Stored items from a collection:
start
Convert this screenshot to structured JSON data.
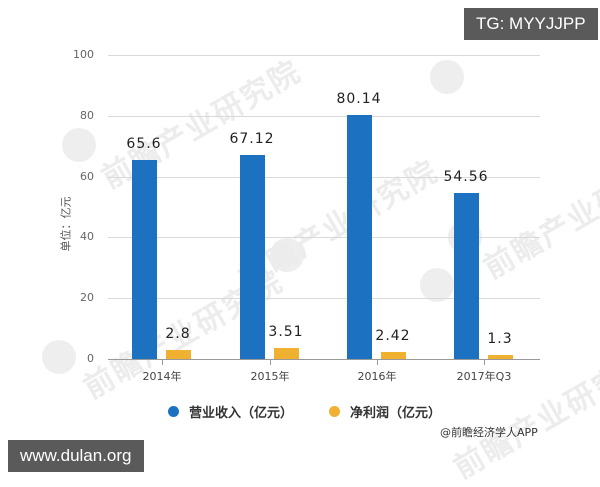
{
  "overlay": {
    "top_right_tag": "TG: MYYJJPP",
    "bottom_left_tag": "www.dulan.org",
    "watermark_text": "前瞻产业研究院"
  },
  "chart_data": {
    "type": "bar",
    "title": "",
    "xlabel": "",
    "ylabel": "单位：亿元",
    "ylim": [
      0,
      100
    ],
    "yticks": [
      "0",
      "20",
      "40",
      "60",
      "80",
      "100"
    ],
    "grid": true,
    "legend_position": "bottom",
    "categories": [
      "2014年",
      "2015年",
      "2016年",
      "2017年Q3"
    ],
    "series": [
      {
        "name": "营业收入（亿元）",
        "color": "#1c72c0",
        "values": [
          65.6,
          67.12,
          80.14,
          54.56
        ],
        "labels": [
          "65.6",
          "67.12",
          "80.14",
          "54.56"
        ]
      },
      {
        "name": "净利润（亿元）",
        "color": "#f0b030",
        "values": [
          2.8,
          3.51,
          2.42,
          1.3
        ],
        "labels": [
          "2.8",
          "3.51",
          "2.42",
          "1.3"
        ]
      }
    ],
    "source": "@前瞻经济学人APP"
  }
}
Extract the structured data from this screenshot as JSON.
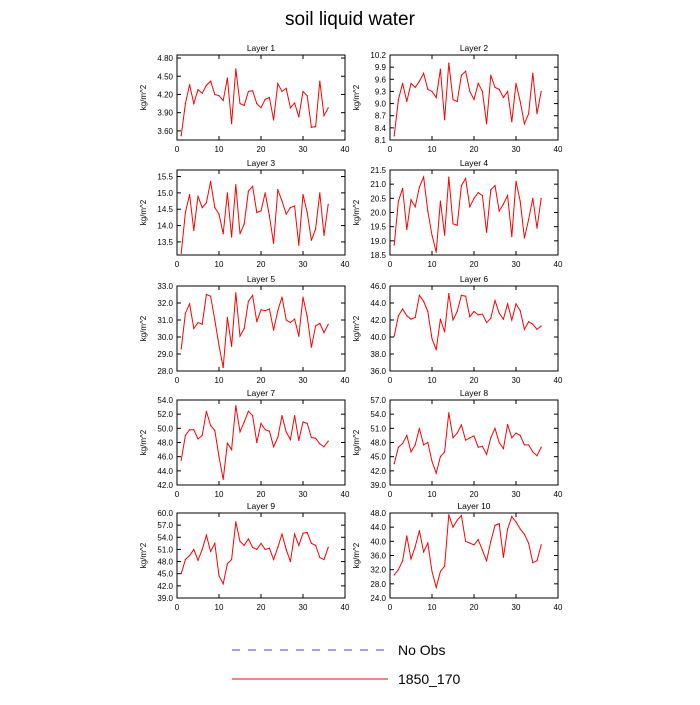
{
  "figure": {
    "title": "soil liquid water"
  },
  "legend": {
    "entries": [
      {
        "label": "No Obs",
        "color": "#3b4cc0",
        "style": "dashed"
      },
      {
        "label": "1850_170",
        "color": "#ff0000",
        "style": "solid"
      }
    ]
  },
  "chart_data": [
    {
      "type": "line",
      "title": "Layer 1",
      "ylabel": "kg/m^2",
      "xlabel": "",
      "xlim": [
        0,
        40
      ],
      "ylim": [
        3.45,
        4.85
      ],
      "xticks": [
        0,
        10,
        20,
        30,
        40
      ],
      "yticks": [
        3.6,
        3.9,
        4.2,
        4.5,
        4.8
      ],
      "ytick_decimals": 2,
      "series": [
        {
          "color": "#ff0000",
          "x": [
            1,
            2,
            3,
            4,
            5,
            6,
            7,
            8,
            9,
            10,
            11,
            12,
            13,
            14,
            15,
            16,
            17,
            18,
            19,
            20,
            21,
            22,
            23,
            24,
            25,
            26,
            27,
            28,
            29,
            30,
            31,
            32,
            33,
            34,
            35,
            36
          ],
          "y": [
            3.52,
            4.05,
            4.36,
            4.05,
            4.28,
            4.22,
            4.35,
            4.42,
            4.2,
            4.18,
            4.1,
            4.47,
            3.72,
            4.62,
            4.05,
            4.02,
            4.25,
            4.26,
            4.05,
            3.98,
            4.12,
            4.15,
            3.78,
            4.38,
            4.25,
            4.3,
            3.98,
            4.06,
            3.83,
            4.25,
            4.18,
            3.66,
            3.67,
            4.42,
            3.85,
            3.98
          ]
        }
      ]
    },
    {
      "type": "line",
      "title": "Layer 2",
      "ylabel": "kg/m^2",
      "xlabel": "",
      "xlim": [
        0,
        40
      ],
      "ylim": [
        8.1,
        10.2
      ],
      "xticks": [
        0,
        10,
        20,
        30,
        40
      ],
      "yticks": [
        8.1,
        8.4,
        8.7,
        9.0,
        9.3,
        9.6,
        9.9,
        10.2
      ],
      "ytick_decimals": 1,
      "series": [
        {
          "color": "#ff0000",
          "x": [
            1,
            2,
            3,
            4,
            5,
            6,
            7,
            8,
            9,
            10,
            11,
            12,
            13,
            14,
            15,
            16,
            17,
            18,
            19,
            20,
            21,
            22,
            23,
            24,
            25,
            26,
            27,
            28,
            29,
            30,
            31,
            32,
            33,
            34,
            35,
            36
          ],
          "y": [
            8.2,
            9.1,
            9.5,
            9.05,
            9.5,
            9.4,
            9.55,
            9.75,
            9.35,
            9.3,
            9.15,
            9.85,
            8.6,
            10.0,
            9.1,
            9.05,
            9.7,
            9.8,
            9.3,
            9.1,
            9.5,
            9.3,
            8.5,
            9.7,
            9.4,
            9.35,
            9.15,
            9.3,
            8.55,
            9.5,
            9.05,
            8.5,
            8.75,
            9.75,
            8.75,
            9.3
          ]
        }
      ]
    },
    {
      "type": "line",
      "title": "Layer 3",
      "ylabel": "kg/m^2",
      "xlabel": "",
      "xlim": [
        0,
        40
      ],
      "ylim": [
        13.1,
        15.7
      ],
      "xticks": [
        0,
        10,
        20,
        30,
        40
      ],
      "yticks": [
        13.5,
        14.0,
        14.5,
        15.0,
        15.5
      ],
      "ytick_decimals": 1,
      "series": [
        {
          "color": "#ff0000",
          "x": [
            1,
            2,
            3,
            4,
            5,
            6,
            7,
            8,
            9,
            10,
            11,
            12,
            13,
            14,
            15,
            16,
            17,
            18,
            19,
            20,
            21,
            22,
            23,
            24,
            25,
            26,
            27,
            28,
            29,
            30,
            31,
            32,
            33,
            34,
            35,
            36
          ],
          "y": [
            13.15,
            14.4,
            14.95,
            13.85,
            14.9,
            14.55,
            14.7,
            15.35,
            14.55,
            14.35,
            13.75,
            15.0,
            13.65,
            15.25,
            13.75,
            14.05,
            15.05,
            15.2,
            14.4,
            14.45,
            15.0,
            14.3,
            13.45,
            15.1,
            14.75,
            14.35,
            14.55,
            14.6,
            13.4,
            14.95,
            14.4,
            13.55,
            13.9,
            15.0,
            13.7,
            14.65
          ]
        }
      ]
    },
    {
      "type": "line",
      "title": "Layer 4",
      "ylabel": "kg/m^2",
      "xlabel": "",
      "xlim": [
        0,
        40
      ],
      "ylim": [
        18.5,
        21.5
      ],
      "xticks": [
        0,
        10,
        20,
        30,
        40
      ],
      "yticks": [
        18.5,
        19.0,
        19.5,
        20.0,
        20.5,
        21.0,
        21.5
      ],
      "ytick_decimals": 1,
      "series": [
        {
          "color": "#ff0000",
          "x": [
            1,
            2,
            3,
            4,
            5,
            6,
            7,
            8,
            9,
            10,
            11,
            12,
            13,
            14,
            15,
            16,
            17,
            18,
            19,
            20,
            21,
            22,
            23,
            24,
            25,
            26,
            27,
            28,
            29,
            30,
            31,
            32,
            33,
            34,
            35,
            36
          ],
          "y": [
            18.85,
            20.4,
            20.85,
            19.4,
            20.45,
            20.2,
            20.9,
            21.25,
            20.05,
            19.2,
            18.6,
            20.4,
            19.2,
            21.25,
            19.6,
            19.55,
            20.95,
            21.2,
            20.2,
            20.5,
            20.7,
            20.6,
            19.3,
            20.8,
            20.95,
            20.05,
            20.3,
            20.6,
            19.15,
            21.1,
            20.4,
            19.1,
            19.75,
            20.5,
            19.45,
            20.5
          ]
        }
      ]
    },
    {
      "type": "line",
      "title": "Layer 5",
      "ylabel": "kg/m^2",
      "xlabel": "",
      "xlim": [
        0,
        40
      ],
      "ylim": [
        28.0,
        33.0
      ],
      "xticks": [
        0,
        10,
        20,
        30,
        40
      ],
      "yticks": [
        28.0,
        29.0,
        30.0,
        31.0,
        32.0,
        33.0
      ],
      "ytick_decimals": 1,
      "series": [
        {
          "color": "#ff0000",
          "x": [
            1,
            2,
            3,
            4,
            5,
            6,
            7,
            8,
            9,
            10,
            11,
            12,
            13,
            14,
            15,
            16,
            17,
            18,
            19,
            20,
            21,
            22,
            23,
            24,
            25,
            26,
            27,
            28,
            29,
            30,
            31,
            32,
            33,
            34,
            35,
            36
          ],
          "y": [
            29.3,
            31.4,
            31.95,
            30.5,
            30.85,
            30.75,
            32.5,
            32.4,
            31.0,
            29.5,
            28.2,
            31.15,
            29.45,
            32.6,
            30.05,
            30.5,
            32.1,
            32.45,
            30.9,
            31.6,
            31.55,
            31.65,
            30.4,
            31.55,
            32.35,
            31.0,
            30.85,
            31.05,
            30.05,
            32.35,
            31.2,
            29.4,
            30.65,
            30.8,
            30.25,
            30.75
          ]
        }
      ]
    },
    {
      "type": "line",
      "title": "Layer 6",
      "ylabel": "kg/m^2",
      "xlabel": "",
      "xlim": [
        0,
        40
      ],
      "ylim": [
        36.0,
        46.0
      ],
      "xticks": [
        0,
        10,
        20,
        30,
        40
      ],
      "yticks": [
        36.0,
        38.0,
        40.0,
        42.0,
        44.0,
        46.0
      ],
      "ytick_decimals": 1,
      "series": [
        {
          "color": "#ff0000",
          "x": [
            1,
            2,
            3,
            4,
            5,
            6,
            7,
            8,
            9,
            10,
            11,
            12,
            13,
            14,
            15,
            16,
            17,
            18,
            19,
            20,
            21,
            22,
            23,
            24,
            25,
            26,
            27,
            28,
            29,
            30,
            31,
            32,
            33,
            34,
            35,
            36
          ],
          "y": [
            40.1,
            42.5,
            43.3,
            42.5,
            42.1,
            42.3,
            44.9,
            44.2,
            43.0,
            39.8,
            38.5,
            42.1,
            40.6,
            45.1,
            42.0,
            43.0,
            44.9,
            44.8,
            42.4,
            43.0,
            42.6,
            42.7,
            41.7,
            42.2,
            44.3,
            42.8,
            42.1,
            43.9,
            42.0,
            43.9,
            43.1,
            40.9,
            41.8,
            41.5,
            40.9,
            41.3
          ]
        }
      ]
    },
    {
      "type": "line",
      "title": "Layer 7",
      "ylabel": "kg/m^2",
      "xlabel": "",
      "xlim": [
        0,
        40
      ],
      "ylim": [
        42.0,
        54.0
      ],
      "xticks": [
        0,
        10,
        20,
        30,
        40
      ],
      "yticks": [
        42.0,
        44.0,
        46.0,
        48.0,
        50.0,
        52.0,
        54.0
      ],
      "ytick_decimals": 1,
      "series": [
        {
          "color": "#ff0000",
          "x": [
            1,
            2,
            3,
            4,
            5,
            6,
            7,
            8,
            9,
            10,
            11,
            12,
            13,
            14,
            15,
            16,
            17,
            18,
            19,
            20,
            21,
            22,
            23,
            24,
            25,
            26,
            27,
            28,
            29,
            30,
            31,
            32,
            33,
            34,
            35,
            36
          ],
          "y": [
            45.5,
            49.0,
            49.8,
            49.8,
            48.5,
            49.0,
            52.4,
            50.4,
            49.7,
            46.0,
            42.8,
            47.9,
            47.0,
            53.2,
            49.5,
            50.9,
            52.4,
            51.8,
            48.0,
            50.7,
            49.8,
            49.6,
            47.4,
            48.7,
            51.8,
            49.5,
            48.4,
            51.8,
            48.3,
            50.9,
            50.7,
            48.7,
            48.6,
            47.8,
            47.4,
            48.2
          ]
        }
      ]
    },
    {
      "type": "line",
      "title": "Layer 8",
      "ylabel": "kg/m^2",
      "xlabel": "",
      "xlim": [
        0,
        40
      ],
      "ylim": [
        39.0,
        57.0
      ],
      "xticks": [
        0,
        10,
        20,
        30,
        40
      ],
      "yticks": [
        39.0,
        42.0,
        45.0,
        48.0,
        51.0,
        54.0,
        57.0
      ],
      "ytick_decimals": 1,
      "series": [
        {
          "color": "#ff0000",
          "x": [
            1,
            2,
            3,
            4,
            5,
            6,
            7,
            8,
            9,
            10,
            11,
            12,
            13,
            14,
            15,
            16,
            17,
            18,
            19,
            20,
            21,
            22,
            23,
            24,
            25,
            26,
            27,
            28,
            29,
            30,
            31,
            32,
            33,
            34,
            35,
            36
          ],
          "y": [
            43.5,
            47.0,
            47.8,
            49.5,
            46.0,
            47.5,
            51.0,
            47.5,
            48.0,
            44.0,
            41.5,
            45.0,
            46.0,
            54.3,
            49.0,
            50.0,
            51.7,
            48.5,
            49.0,
            49.4,
            47.0,
            47.2,
            45.5,
            49.0,
            51.0,
            48.0,
            46.7,
            51.8,
            49.0,
            50.0,
            49.5,
            47.5,
            47.5,
            46.0,
            45.2,
            47.0
          ]
        }
      ]
    },
    {
      "type": "line",
      "title": "Layer 9",
      "ylabel": "kg/m^2",
      "xlabel": "",
      "xlim": [
        0,
        40
      ],
      "ylim": [
        39.0,
        60.0
      ],
      "xticks": [
        0,
        10,
        20,
        30,
        40
      ],
      "yticks": [
        39.0,
        42.0,
        45.0,
        48.0,
        51.0,
        54.0,
        57.0,
        60.0
      ],
      "ytick_decimals": 1,
      "series": [
        {
          "color": "#ff0000",
          "x": [
            1,
            2,
            3,
            4,
            5,
            6,
            7,
            8,
            9,
            10,
            11,
            12,
            13,
            14,
            15,
            16,
            17,
            18,
            19,
            20,
            21,
            22,
            23,
            24,
            25,
            26,
            27,
            28,
            29,
            30,
            31,
            32,
            33,
            34,
            35,
            36
          ],
          "y": [
            45.0,
            48.5,
            49.5,
            51.0,
            48.3,
            51.0,
            54.5,
            50.5,
            52.5,
            44.5,
            42.5,
            47.5,
            48.5,
            57.8,
            53.0,
            52.0,
            53.6,
            51.5,
            51.0,
            52.5,
            51.0,
            51.3,
            48.5,
            51.5,
            54.8,
            51.0,
            48.0,
            54.8,
            52.0,
            55.0,
            55.2,
            52.5,
            52.0,
            49.0,
            48.5,
            51.5
          ]
        }
      ]
    },
    {
      "type": "line",
      "title": "Layer 10",
      "ylabel": "kg/m^2",
      "xlabel": "",
      "xlim": [
        0,
        40
      ],
      "ylim": [
        24.0,
        48.0
      ],
      "xticks": [
        0,
        10,
        20,
        30,
        40
      ],
      "yticks": [
        24.0,
        28.0,
        32.0,
        36.0,
        40.0,
        44.0,
        48.0
      ],
      "ytick_decimals": 1,
      "series": [
        {
          "color": "#ff0000",
          "x": [
            1,
            2,
            3,
            4,
            5,
            6,
            7,
            8,
            9,
            10,
            11,
            12,
            13,
            14,
            15,
            16,
            17,
            18,
            19,
            20,
            21,
            22,
            23,
            24,
            25,
            26,
            27,
            28,
            29,
            30,
            31,
            32,
            33,
            34,
            35,
            36
          ],
          "y": [
            30.5,
            32.0,
            34.5,
            41.5,
            35.0,
            38.5,
            43.0,
            37.0,
            39.5,
            31.5,
            27.0,
            31.5,
            33.0,
            47.5,
            44.0,
            46.0,
            47.3,
            40.0,
            39.5,
            39.0,
            40.5,
            37.5,
            34.5,
            40.0,
            44.5,
            45.0,
            35.5,
            43.5,
            47.0,
            45.5,
            43.5,
            42.0,
            39.5,
            34.0,
            34.5,
            39.0
          ]
        }
      ]
    }
  ]
}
end
▶ _WHAT YOU HAVE TO DO_: Report how many lines in the data include the word "screenshot", and give nothing but the count.

▶ _EXERCISE OUTPUT_: 2